## [Records provided]
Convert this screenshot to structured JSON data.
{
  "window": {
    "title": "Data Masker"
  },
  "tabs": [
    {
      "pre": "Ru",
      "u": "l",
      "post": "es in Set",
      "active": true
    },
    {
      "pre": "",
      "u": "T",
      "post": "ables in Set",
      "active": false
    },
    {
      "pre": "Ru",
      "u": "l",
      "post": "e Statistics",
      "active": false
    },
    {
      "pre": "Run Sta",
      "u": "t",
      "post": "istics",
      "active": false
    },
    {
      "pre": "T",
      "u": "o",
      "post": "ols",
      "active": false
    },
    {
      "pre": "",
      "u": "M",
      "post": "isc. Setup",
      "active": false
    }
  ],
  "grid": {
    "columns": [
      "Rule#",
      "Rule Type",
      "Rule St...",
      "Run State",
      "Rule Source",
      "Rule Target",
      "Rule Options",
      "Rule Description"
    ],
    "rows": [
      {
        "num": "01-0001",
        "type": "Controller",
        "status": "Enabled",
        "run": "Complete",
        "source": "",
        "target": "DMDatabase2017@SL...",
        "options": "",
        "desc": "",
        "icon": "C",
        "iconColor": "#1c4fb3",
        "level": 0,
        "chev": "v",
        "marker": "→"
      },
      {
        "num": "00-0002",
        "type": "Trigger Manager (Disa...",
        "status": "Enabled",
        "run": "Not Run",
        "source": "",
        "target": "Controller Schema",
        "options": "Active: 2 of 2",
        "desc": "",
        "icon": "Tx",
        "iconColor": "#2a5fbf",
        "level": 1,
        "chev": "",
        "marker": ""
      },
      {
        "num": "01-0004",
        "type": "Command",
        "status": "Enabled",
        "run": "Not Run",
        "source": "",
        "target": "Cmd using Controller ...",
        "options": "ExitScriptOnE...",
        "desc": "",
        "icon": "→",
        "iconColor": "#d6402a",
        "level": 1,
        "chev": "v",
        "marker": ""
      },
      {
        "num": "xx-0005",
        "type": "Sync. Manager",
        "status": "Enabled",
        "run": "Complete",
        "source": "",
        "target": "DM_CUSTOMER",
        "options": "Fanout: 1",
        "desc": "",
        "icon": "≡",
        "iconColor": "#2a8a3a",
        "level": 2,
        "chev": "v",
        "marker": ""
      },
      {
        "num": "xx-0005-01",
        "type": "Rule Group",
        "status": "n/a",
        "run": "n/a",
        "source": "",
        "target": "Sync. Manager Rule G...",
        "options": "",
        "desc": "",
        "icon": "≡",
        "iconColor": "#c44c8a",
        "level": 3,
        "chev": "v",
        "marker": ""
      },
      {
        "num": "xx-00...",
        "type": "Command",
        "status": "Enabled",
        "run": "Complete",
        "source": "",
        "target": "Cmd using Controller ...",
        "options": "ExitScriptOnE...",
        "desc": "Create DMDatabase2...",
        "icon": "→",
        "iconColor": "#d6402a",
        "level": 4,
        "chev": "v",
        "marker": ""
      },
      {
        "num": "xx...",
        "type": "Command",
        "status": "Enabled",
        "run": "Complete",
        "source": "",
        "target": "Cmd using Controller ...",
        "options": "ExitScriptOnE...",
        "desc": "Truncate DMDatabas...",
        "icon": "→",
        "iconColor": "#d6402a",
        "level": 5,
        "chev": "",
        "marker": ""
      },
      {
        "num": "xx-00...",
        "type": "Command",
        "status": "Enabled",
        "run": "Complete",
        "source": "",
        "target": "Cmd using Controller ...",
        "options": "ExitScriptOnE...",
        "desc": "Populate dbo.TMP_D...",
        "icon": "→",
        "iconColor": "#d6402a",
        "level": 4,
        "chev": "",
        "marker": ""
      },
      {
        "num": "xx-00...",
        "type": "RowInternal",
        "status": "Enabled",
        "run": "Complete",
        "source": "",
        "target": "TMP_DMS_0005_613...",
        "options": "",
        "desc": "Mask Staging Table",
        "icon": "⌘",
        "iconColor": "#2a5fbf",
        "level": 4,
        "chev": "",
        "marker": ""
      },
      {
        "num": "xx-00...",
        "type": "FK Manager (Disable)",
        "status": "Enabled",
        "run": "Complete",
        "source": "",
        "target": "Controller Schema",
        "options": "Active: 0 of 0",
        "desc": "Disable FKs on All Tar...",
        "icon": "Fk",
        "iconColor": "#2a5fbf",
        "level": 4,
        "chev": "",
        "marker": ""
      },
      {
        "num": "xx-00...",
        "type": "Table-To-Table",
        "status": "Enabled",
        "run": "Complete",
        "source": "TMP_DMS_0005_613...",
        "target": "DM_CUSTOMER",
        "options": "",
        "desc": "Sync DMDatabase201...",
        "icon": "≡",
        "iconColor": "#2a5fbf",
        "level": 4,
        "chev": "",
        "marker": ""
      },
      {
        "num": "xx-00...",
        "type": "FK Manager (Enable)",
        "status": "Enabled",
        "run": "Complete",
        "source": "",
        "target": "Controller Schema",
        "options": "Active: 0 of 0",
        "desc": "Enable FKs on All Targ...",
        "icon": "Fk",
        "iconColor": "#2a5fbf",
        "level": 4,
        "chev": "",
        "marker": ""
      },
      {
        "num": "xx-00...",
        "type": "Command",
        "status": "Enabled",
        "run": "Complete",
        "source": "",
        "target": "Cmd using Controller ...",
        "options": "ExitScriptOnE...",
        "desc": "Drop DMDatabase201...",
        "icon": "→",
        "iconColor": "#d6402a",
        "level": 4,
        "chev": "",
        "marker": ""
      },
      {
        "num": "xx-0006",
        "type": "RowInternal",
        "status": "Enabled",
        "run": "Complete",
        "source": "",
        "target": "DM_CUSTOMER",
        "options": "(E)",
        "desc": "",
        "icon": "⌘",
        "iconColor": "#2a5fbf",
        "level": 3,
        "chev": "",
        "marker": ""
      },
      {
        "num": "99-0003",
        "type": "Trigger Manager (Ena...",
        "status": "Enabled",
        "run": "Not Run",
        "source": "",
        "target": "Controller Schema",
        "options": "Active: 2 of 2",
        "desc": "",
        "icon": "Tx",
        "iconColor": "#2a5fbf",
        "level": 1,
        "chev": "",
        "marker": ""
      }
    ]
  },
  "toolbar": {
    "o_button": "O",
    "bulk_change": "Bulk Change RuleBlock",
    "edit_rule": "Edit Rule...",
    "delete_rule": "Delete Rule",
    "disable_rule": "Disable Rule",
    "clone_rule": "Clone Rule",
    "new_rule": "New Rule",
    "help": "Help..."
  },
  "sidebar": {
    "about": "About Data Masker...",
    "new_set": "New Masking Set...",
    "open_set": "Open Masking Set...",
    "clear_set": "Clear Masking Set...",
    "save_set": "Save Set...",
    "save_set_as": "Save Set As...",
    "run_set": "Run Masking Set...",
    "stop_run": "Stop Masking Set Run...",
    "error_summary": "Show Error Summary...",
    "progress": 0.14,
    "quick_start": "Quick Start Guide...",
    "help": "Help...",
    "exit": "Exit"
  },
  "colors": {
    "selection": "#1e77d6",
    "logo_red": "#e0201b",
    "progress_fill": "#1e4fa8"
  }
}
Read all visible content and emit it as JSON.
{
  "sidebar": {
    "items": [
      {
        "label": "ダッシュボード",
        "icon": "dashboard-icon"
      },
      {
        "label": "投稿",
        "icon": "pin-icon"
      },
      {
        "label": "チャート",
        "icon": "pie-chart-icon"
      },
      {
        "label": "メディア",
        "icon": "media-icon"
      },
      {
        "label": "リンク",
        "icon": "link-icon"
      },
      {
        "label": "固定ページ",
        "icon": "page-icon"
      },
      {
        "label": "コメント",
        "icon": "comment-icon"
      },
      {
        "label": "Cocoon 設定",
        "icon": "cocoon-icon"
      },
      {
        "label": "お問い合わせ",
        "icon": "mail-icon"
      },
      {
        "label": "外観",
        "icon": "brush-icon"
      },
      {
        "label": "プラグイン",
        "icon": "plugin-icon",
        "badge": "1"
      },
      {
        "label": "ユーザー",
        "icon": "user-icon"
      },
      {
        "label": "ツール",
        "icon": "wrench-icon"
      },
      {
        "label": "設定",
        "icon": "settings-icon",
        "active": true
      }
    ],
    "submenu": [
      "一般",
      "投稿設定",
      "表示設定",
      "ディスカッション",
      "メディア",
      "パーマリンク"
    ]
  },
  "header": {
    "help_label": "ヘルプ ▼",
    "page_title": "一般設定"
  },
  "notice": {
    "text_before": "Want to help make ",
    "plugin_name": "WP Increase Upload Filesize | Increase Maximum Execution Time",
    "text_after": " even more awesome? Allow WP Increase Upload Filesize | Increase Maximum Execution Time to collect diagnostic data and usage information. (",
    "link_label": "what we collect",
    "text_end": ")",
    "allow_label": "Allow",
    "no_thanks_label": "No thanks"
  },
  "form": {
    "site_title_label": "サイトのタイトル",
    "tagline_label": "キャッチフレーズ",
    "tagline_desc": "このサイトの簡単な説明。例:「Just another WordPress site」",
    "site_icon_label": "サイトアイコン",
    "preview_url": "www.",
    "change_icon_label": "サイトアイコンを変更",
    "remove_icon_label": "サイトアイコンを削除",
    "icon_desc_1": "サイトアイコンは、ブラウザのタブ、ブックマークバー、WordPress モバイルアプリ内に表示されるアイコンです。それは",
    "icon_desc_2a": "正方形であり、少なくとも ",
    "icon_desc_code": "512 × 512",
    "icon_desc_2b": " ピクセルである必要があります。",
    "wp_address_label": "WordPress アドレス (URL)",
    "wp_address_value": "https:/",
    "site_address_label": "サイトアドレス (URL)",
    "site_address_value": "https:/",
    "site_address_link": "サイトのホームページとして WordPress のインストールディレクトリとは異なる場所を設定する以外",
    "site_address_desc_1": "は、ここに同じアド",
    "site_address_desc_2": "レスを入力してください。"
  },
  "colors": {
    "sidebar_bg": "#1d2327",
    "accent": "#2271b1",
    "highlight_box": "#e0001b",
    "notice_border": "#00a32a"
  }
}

## [Aim]
Find the word "Increase" in the material, then list each line that holds it.

## [The response]
    "plugin_name": "WP Increase Upload Filesize | Increase Maximum Execution Time",
    "text_after": " even more awesome? Allow WP Increase Upload Filesize | Increase Maximum Execution Time to collect diagnostic data and usage information. (",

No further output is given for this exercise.